*** EXTRACTED ENTRIES ***

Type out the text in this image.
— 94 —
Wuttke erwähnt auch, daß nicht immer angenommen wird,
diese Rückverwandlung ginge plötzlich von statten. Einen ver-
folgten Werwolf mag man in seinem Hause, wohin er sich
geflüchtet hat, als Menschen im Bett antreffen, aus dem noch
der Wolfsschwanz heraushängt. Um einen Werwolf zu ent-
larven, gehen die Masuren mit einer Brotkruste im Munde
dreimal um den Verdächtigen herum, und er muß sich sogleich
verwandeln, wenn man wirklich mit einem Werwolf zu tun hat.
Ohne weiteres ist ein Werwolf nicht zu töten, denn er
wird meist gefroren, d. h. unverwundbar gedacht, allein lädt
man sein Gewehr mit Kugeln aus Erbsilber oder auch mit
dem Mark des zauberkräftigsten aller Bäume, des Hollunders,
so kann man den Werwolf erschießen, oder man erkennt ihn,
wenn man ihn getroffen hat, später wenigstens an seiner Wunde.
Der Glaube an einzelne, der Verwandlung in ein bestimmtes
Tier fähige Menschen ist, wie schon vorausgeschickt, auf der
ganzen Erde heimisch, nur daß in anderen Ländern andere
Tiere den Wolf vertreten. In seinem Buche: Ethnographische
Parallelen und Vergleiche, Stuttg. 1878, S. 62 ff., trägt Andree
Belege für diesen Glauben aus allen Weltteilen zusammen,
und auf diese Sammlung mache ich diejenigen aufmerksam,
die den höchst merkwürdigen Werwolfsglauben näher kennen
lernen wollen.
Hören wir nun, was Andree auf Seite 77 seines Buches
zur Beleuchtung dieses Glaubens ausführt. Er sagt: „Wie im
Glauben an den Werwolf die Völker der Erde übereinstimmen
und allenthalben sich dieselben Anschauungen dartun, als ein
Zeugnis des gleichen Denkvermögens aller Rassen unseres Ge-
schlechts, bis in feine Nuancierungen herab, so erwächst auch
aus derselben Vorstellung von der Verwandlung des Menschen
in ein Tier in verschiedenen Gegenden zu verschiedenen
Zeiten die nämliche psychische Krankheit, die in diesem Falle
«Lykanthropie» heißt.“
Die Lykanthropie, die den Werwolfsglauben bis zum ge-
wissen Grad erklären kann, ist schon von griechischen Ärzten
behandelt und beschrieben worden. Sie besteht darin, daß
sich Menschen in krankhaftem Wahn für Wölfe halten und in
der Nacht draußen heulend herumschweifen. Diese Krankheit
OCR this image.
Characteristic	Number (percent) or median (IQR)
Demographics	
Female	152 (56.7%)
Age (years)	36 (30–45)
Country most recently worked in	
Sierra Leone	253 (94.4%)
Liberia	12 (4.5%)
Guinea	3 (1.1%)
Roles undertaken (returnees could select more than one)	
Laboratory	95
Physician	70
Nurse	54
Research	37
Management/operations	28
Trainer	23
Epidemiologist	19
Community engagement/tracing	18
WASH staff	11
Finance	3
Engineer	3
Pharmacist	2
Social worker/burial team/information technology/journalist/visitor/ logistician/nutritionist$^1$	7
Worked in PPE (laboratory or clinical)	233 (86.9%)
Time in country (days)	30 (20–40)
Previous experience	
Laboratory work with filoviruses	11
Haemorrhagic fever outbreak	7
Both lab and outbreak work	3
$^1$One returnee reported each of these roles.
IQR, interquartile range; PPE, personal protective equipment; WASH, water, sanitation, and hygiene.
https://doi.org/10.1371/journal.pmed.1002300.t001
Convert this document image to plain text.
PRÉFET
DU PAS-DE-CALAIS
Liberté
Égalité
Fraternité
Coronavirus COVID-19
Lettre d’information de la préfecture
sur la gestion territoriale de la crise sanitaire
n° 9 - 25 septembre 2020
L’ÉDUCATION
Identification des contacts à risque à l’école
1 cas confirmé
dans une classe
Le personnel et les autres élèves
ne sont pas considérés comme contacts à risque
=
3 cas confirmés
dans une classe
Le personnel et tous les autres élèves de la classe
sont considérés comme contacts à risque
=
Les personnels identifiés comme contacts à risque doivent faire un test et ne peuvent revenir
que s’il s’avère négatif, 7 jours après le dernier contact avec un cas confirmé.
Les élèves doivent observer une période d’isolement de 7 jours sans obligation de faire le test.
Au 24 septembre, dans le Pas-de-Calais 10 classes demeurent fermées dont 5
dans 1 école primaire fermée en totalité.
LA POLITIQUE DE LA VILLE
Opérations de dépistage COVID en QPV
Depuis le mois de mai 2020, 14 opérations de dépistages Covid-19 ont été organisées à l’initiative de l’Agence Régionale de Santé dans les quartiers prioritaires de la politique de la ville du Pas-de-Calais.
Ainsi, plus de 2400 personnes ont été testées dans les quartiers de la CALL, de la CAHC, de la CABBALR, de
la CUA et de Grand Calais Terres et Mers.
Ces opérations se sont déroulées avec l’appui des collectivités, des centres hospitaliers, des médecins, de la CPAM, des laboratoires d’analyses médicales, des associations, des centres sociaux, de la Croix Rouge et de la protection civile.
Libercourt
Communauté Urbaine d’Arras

*** End of EXTRACTED ENTRIES ***

Go through the data and gather every line that holds "this".

Type out the text in this image.
OCR this image.
Convert this document image to plain text.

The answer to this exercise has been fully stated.